- [Stated task]: Return the lines where the word "title" occurs.
------ The data
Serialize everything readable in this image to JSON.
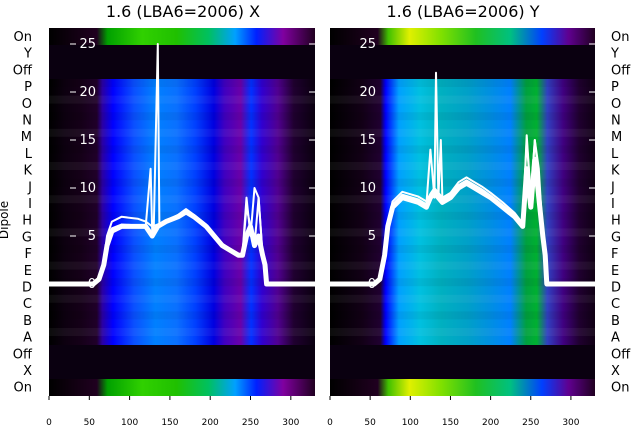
{
  "figure": {
    "ylabel": "Dipole"
  },
  "row_labels": {
    "left": [
      "On",
      "Y",
      "Off",
      "P",
      "O",
      "N",
      "M",
      "L",
      "K",
      "J",
      "I",
      "H",
      "G",
      "F",
      "E",
      "D",
      "C",
      "B",
      "A",
      "Off",
      "X",
      "On"
    ],
    "right": [
      "On",
      "Y",
      "Off",
      "P",
      "O",
      "N",
      "M",
      "L",
      "K",
      "J",
      "I",
      "H",
      "G",
      "F",
      "E",
      "D",
      "C",
      "B",
      "A",
      "Off",
      "X",
      "On"
    ]
  },
  "chart_data": [
    {
      "type": "heatmap",
      "title": "1.6 (LBA6=2006) X",
      "xlabel": "",
      "ylabel": "Dipole",
      "xlim": [
        0,
        330
      ],
      "ylim": [
        -5,
        27
      ],
      "xticks": [
        0,
        50,
        100,
        150,
        200,
        250,
        300
      ],
      "yticks": [
        0,
        5,
        10,
        15,
        20,
        25
      ],
      "grid": false,
      "colormap": "nipy_spectral",
      "series": [
        {
          "name": "",
          "x": [
            0,
            55,
            62,
            68,
            72,
            78,
            90,
            110,
            120,
            128,
            135,
            145,
            160,
            170,
            180,
            195,
            205,
            215,
            235,
            240,
            245,
            250,
            255,
            260,
            265,
            268,
            270,
            330
          ],
          "y": [
            0,
            0,
            0.5,
            2,
            4,
            5.5,
            6,
            6,
            6,
            5,
            6,
            6.5,
            7,
            7.5,
            7,
            6,
            5,
            4,
            3,
            3,
            5,
            6,
            4,
            5,
            3,
            2,
            0,
            0
          ]
        },
        {
          "name": "",
          "x": [
            0,
            55,
            62,
            68,
            72,
            78,
            90,
            110,
            120,
            128,
            135,
            145,
            160,
            170,
            180,
            195,
            205,
            215,
            235,
            240,
            245,
            250,
            255,
            260,
            265,
            268,
            270,
            330
          ],
          "y": [
            0,
            0,
            0.6,
            2.5,
            5,
            6.5,
            7,
            6.8,
            6.5,
            6,
            6.2,
            6.6,
            7.2,
            7.8,
            7.2,
            6.2,
            5.2,
            4.2,
            3.1,
            3.2,
            8,
            6,
            4,
            9,
            3,
            2,
            0,
            0
          ]
        },
        {
          "name": "",
          "x": [
            0,
            55,
            62,
            68,
            72,
            78,
            90,
            110,
            120,
            126,
            128,
            130,
            135,
            137,
            140,
            145,
            160,
            170,
            180,
            195,
            205,
            215,
            235,
            240,
            245,
            250,
            255,
            260,
            265,
            268,
            270,
            330
          ],
          "y": [
            0,
            0,
            0.5,
            2.2,
            4.5,
            5.8,
            6.2,
            6.1,
            6.0,
            12,
            5.5,
            6,
            25,
            6,
            6.2,
            6.5,
            7.1,
            7.6,
            7.1,
            6.1,
            5.1,
            4.1,
            3.0,
            3.1,
            9,
            5,
            10,
            9,
            3,
            2,
            0,
            0
          ]
        }
      ]
    },
    {
      "type": "heatmap",
      "title": "1.6 (LBA6=2006) Y",
      "xlabel": "",
      "ylabel": "",
      "xlim": [
        0,
        330
      ],
      "ylim": [
        -5,
        27
      ],
      "xticks": [
        0,
        50,
        100,
        150,
        200,
        250,
        300
      ],
      "yticks": [
        0,
        5,
        10,
        15,
        20,
        25
      ],
      "grid": false,
      "colormap": "nipy_spectral",
      "series": [
        {
          "name": "",
          "x": [
            0,
            55,
            62,
            68,
            72,
            78,
            90,
            110,
            120,
            125,
            130,
            135,
            140,
            150,
            160,
            170,
            180,
            190,
            200,
            215,
            230,
            240,
            245,
            250,
            255,
            260,
            265,
            268,
            270,
            330
          ],
          "y": [
            0,
            0,
            0.5,
            3,
            6,
            8,
            9,
            8.5,
            8,
            9,
            9.5,
            9,
            8.5,
            9,
            10,
            10.5,
            10,
            9.5,
            9,
            8,
            7,
            6,
            12,
            8,
            13,
            9,
            5,
            3,
            0,
            0
          ]
        },
        {
          "name": "",
          "x": [
            0,
            55,
            62,
            68,
            72,
            78,
            90,
            110,
            120,
            125,
            130,
            135,
            140,
            150,
            160,
            170,
            180,
            190,
            200,
            215,
            230,
            240,
            245,
            250,
            255,
            260,
            265,
            268,
            270,
            330
          ],
          "y": [
            0,
            0,
            0.6,
            3.3,
            6.4,
            8.6,
            9.6,
            9.1,
            8.6,
            9.4,
            10,
            9.5,
            9,
            9.5,
            10.6,
            11.1,
            10.6,
            10.1,
            9.5,
            8.5,
            7.4,
            6.3,
            15,
            9,
            15,
            11,
            5.5,
            3,
            0,
            0
          ]
        },
        {
          "name": "",
          "x": [
            0,
            55,
            62,
            68,
            72,
            78,
            90,
            110,
            120,
            125,
            130,
            132,
            135,
            138,
            140,
            150,
            160,
            170,
            180,
            190,
            200,
            215,
            230,
            240,
            245,
            250,
            255,
            260,
            265,
            268,
            270,
            330
          ],
          "y": [
            0,
            0,
            0.5,
            3.1,
            6.2,
            8.3,
            9.3,
            8.8,
            8.3,
            14,
            9,
            22,
            9,
            15,
            8.8,
            9.3,
            10.3,
            10.8,
            10.3,
            9.8,
            9.2,
            8.2,
            7.2,
            6.1,
            15.5,
            9,
            15,
            12,
            5,
            3,
            0,
            0
          ]
        }
      ]
    }
  ]
}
------------
- [Solution]:
      "title": "1.6 (LBA6=2006) X",
      "title": "1.6 (LBA6=2006) Y",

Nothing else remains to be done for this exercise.